(Data entries)
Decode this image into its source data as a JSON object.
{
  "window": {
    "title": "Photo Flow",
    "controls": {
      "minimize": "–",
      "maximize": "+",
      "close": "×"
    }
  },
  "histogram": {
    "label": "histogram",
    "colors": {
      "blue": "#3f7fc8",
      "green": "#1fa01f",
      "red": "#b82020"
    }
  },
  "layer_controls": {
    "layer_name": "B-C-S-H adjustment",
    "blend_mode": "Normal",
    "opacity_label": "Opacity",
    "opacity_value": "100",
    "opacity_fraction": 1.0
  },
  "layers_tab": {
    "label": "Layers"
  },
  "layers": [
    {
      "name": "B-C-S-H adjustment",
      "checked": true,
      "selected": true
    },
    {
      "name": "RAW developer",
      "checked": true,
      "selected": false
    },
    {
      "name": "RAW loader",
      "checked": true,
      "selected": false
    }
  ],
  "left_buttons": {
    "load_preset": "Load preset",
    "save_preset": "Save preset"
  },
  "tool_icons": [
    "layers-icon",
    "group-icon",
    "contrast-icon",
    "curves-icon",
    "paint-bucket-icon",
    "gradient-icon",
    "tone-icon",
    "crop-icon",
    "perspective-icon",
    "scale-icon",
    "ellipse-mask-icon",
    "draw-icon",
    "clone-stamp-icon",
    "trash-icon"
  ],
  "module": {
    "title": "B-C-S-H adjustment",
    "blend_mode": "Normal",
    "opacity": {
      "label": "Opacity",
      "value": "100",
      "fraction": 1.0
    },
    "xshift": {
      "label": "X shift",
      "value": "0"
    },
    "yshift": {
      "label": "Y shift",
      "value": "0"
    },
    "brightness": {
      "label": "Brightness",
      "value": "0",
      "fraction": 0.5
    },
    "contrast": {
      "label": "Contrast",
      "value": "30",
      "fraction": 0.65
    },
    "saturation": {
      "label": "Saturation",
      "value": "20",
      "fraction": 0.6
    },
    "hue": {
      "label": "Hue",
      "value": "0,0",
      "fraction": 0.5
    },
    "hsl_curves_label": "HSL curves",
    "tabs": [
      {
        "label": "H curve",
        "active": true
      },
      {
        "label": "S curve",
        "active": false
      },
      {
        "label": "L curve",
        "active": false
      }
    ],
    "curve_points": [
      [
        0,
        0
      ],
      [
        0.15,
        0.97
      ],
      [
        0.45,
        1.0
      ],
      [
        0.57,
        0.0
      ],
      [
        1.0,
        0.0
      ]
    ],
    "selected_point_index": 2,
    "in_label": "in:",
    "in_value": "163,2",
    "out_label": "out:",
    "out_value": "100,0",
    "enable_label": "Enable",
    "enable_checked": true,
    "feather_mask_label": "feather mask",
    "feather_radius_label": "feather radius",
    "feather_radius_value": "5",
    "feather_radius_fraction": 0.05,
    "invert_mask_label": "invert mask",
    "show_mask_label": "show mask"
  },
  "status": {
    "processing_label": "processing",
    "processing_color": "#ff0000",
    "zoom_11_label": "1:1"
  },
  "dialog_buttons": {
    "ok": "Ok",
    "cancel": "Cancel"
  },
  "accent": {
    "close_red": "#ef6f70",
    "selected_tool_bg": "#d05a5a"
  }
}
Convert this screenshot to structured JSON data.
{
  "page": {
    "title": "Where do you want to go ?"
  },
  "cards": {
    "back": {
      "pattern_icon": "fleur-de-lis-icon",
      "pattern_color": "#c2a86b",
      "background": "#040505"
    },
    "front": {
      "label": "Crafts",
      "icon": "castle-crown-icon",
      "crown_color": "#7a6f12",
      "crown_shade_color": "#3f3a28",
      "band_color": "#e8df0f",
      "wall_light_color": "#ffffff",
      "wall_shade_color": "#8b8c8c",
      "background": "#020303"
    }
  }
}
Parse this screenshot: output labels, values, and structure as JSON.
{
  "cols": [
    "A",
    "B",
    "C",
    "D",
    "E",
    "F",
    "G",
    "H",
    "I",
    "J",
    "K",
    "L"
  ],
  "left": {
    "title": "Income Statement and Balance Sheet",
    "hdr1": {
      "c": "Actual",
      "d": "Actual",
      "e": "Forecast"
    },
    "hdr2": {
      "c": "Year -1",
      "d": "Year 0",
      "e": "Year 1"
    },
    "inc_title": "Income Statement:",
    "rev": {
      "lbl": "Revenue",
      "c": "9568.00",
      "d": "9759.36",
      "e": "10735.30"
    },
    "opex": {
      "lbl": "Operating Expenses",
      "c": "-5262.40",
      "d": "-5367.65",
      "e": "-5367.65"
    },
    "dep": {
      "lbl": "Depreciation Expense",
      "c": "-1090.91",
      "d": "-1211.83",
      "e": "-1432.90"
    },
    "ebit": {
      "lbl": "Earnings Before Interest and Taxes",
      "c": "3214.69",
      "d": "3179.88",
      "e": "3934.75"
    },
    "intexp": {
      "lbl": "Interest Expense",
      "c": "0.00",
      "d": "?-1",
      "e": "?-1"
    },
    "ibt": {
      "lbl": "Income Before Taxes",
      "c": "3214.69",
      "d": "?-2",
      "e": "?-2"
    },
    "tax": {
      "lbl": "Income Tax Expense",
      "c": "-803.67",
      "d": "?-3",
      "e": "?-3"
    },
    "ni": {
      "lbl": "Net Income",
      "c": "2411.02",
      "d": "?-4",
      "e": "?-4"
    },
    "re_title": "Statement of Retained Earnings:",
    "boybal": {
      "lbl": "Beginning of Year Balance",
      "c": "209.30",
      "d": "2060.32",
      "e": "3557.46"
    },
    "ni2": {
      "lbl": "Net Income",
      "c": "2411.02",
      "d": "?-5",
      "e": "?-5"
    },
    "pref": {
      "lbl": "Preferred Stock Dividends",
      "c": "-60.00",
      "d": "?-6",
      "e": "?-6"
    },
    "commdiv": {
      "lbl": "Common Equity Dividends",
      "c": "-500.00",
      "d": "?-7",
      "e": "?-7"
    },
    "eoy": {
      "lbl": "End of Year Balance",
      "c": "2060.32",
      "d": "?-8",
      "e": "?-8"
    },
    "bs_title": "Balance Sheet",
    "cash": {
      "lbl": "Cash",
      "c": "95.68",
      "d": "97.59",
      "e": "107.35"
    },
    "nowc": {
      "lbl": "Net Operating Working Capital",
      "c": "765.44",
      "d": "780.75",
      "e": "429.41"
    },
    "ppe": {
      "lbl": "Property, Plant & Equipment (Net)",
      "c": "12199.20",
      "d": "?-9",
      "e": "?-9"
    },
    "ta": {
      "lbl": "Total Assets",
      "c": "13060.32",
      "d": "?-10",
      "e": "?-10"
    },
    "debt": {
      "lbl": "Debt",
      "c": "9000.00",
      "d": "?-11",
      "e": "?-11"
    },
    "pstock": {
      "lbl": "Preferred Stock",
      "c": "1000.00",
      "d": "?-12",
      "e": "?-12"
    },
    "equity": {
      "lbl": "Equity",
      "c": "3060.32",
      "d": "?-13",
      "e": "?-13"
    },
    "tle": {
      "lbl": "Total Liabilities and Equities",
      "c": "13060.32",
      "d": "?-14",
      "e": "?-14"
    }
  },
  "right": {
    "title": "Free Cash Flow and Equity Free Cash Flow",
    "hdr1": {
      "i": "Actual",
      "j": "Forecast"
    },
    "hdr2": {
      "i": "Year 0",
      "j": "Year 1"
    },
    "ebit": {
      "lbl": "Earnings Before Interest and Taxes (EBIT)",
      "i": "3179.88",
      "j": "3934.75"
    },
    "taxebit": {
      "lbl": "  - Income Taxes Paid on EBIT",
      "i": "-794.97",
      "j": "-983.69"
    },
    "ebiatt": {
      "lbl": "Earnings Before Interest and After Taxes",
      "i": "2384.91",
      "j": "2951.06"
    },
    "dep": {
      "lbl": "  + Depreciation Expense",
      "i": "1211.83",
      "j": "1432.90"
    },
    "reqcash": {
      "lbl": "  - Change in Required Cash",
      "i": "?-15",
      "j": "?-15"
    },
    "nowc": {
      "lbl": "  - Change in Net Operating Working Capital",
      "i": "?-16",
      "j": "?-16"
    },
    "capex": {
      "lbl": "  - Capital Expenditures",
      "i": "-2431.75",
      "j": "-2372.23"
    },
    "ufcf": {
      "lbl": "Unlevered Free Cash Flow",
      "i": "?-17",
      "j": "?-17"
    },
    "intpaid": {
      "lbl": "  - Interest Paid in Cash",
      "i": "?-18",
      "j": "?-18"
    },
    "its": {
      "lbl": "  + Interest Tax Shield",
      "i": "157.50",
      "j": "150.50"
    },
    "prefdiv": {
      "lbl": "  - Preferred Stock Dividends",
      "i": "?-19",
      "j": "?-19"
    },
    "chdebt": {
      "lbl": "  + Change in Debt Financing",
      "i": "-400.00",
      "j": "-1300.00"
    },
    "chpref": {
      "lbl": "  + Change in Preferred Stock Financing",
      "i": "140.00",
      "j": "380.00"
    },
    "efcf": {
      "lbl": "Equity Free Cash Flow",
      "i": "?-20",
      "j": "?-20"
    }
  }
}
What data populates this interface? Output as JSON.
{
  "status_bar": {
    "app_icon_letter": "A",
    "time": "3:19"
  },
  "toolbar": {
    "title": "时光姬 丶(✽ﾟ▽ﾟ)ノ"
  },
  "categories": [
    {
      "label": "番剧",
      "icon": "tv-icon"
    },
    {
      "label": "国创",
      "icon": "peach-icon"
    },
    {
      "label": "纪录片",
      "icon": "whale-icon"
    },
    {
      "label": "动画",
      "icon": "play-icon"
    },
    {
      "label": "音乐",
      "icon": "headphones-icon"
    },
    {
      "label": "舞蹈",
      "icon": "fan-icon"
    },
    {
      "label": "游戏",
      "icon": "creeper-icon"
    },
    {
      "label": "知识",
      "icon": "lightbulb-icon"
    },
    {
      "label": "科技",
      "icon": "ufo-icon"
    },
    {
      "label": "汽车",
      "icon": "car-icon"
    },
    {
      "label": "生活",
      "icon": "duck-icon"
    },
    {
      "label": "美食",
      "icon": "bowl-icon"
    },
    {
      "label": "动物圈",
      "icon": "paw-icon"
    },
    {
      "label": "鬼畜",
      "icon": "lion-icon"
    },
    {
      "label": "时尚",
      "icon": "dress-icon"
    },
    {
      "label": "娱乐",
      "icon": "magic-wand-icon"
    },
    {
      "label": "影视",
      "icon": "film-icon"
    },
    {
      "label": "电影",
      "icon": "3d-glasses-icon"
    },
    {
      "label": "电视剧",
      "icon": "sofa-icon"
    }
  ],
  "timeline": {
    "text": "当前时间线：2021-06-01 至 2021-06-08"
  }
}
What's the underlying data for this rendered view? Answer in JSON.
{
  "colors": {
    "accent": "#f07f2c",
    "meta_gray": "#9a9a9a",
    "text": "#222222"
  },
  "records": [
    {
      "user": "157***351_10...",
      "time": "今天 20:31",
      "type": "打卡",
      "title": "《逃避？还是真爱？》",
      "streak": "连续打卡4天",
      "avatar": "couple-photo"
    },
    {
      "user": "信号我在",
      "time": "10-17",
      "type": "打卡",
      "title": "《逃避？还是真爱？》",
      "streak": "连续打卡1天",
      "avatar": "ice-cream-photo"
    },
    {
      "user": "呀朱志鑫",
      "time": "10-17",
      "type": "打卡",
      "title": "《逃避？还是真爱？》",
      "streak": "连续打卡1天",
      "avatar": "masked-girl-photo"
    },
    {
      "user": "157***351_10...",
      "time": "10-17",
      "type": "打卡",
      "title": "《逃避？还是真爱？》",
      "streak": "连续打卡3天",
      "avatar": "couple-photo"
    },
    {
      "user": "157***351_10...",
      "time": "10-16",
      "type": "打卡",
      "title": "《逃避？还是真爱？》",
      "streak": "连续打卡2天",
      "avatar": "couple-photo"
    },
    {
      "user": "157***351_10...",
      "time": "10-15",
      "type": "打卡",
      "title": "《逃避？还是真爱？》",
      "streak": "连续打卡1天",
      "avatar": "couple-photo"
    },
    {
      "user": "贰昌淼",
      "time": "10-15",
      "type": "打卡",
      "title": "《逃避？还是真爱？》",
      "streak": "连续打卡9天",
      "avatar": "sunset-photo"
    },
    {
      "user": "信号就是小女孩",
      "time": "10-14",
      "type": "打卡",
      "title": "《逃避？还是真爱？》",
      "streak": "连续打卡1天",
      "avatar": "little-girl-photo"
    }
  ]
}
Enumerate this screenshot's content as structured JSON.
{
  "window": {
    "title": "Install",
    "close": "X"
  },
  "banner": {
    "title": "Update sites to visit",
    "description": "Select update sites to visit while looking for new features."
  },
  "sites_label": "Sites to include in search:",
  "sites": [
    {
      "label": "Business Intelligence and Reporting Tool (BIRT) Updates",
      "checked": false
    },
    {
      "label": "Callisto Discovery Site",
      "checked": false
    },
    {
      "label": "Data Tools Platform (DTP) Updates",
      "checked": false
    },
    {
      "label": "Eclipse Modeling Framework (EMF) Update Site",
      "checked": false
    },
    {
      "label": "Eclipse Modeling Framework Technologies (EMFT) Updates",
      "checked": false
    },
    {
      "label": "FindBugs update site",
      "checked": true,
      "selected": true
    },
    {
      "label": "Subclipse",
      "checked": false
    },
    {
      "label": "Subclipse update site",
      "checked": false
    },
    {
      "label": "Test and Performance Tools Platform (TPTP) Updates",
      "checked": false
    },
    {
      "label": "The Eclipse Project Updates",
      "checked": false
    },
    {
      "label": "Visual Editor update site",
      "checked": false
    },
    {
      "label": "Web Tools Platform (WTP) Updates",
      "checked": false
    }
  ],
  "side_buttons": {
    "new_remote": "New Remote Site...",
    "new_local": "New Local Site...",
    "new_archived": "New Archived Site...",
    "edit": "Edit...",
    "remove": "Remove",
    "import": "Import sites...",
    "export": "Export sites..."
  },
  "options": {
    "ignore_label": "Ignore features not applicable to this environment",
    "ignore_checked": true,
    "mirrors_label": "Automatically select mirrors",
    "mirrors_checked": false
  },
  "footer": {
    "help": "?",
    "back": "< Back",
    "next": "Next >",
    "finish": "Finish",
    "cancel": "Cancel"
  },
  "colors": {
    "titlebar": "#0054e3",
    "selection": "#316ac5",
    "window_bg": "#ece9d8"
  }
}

== SHORT EXERCISE ==
Filter the records down to the lines that contain the string "Subclipse", and copy those lines.

== THE OUTPUT ==
      "label": "Subclipse",
      "label": "Subclipse update site",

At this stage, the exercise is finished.